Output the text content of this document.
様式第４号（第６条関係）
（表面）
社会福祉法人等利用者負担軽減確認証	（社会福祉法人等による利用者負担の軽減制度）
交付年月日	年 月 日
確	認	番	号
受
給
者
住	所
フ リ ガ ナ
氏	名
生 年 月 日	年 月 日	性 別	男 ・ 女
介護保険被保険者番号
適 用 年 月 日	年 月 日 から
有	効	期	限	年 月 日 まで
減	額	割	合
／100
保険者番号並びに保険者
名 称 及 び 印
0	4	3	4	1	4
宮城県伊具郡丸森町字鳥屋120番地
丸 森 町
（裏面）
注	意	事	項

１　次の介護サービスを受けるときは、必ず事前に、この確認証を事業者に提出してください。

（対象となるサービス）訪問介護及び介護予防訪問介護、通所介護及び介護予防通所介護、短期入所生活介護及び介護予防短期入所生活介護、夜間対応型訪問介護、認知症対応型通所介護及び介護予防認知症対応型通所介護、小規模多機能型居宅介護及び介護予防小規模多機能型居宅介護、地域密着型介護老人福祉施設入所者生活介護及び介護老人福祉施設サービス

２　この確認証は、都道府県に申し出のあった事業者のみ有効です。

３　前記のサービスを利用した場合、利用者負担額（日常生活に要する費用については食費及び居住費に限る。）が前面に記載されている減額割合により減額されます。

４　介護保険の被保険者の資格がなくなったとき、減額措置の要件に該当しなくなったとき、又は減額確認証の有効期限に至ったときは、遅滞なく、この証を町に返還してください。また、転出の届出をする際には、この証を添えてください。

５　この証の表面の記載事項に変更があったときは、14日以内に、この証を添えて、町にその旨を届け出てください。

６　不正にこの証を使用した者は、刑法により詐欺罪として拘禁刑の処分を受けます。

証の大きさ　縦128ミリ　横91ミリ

■ ■ ■ ■ ■ ■ ■

* Set task:
Every record should be given again exactly.

* Response:
Output the text content of this document.
様式第４号（第６条関係）
（表面）
社会福祉法人等利用者負担軽減確認証	（社会福祉法人等による利用者負担の軽減制度）
交付年月日	年 月 日
確	認	番	号
受
給
者
住	所
フ リ ガ ナ
氏	名
生 年 月 日	年 月 日	性 別	男 ・ 女
介護保険被保険者番号
適 用 年 月 日	年 月 日 から
有	効	期	限	年 月 日 まで
減	額	割	合
／100
保険者番号並びに保険者
名 称 及 び 印
0	4	3	4	1	4
宮城県伊具郡丸森町字鳥屋120番地
丸 森 町
（裏面）
注	意	事	項

１　次の介護サービスを受けるときは、必ず事前に、この確認証を事業者に提出してください。

（対象となるサービス）訪問介護及び介護予防訪問介護、通所介護及び介護予防通所介護、短期入所生活介護及び介護予防短期入所生活介護、夜間対応型訪問介護、認知症対応型通所介護及び介護予防認知症対応型通所介護、小規模多機能型居宅介護及び介護予防小規模多機能型居宅介護、地域密着型介護老人福祉施設入所者生活介護及び介護老人福祉施設サービス

２　この確認証は、都道府県に申し出のあった事業者のみ有効です。

３　前記のサービスを利用した場合、利用者負担額（日常生活に要する費用については食費及び居住費に限る。）が前面に記載されている減額割合により減額されます。

４　介護保険の被保険者の資格がなくなったとき、減額措置の要件に該当しなくなったとき、又は減額確認証の有効期限に至ったときは、遅滞なく、この証を町に返還してください。また、転出の届出をする際には、この証を添えてください。

５　この証の表面の記載事項に変更があったときは、14日以内に、この証を添えて、町にその旨を届け出てください。

６　不正にこの証を使用した者は、刑法により詐欺罪として拘禁刑の処分を受けます。

証の大きさ　縦128ミリ　横91ミリ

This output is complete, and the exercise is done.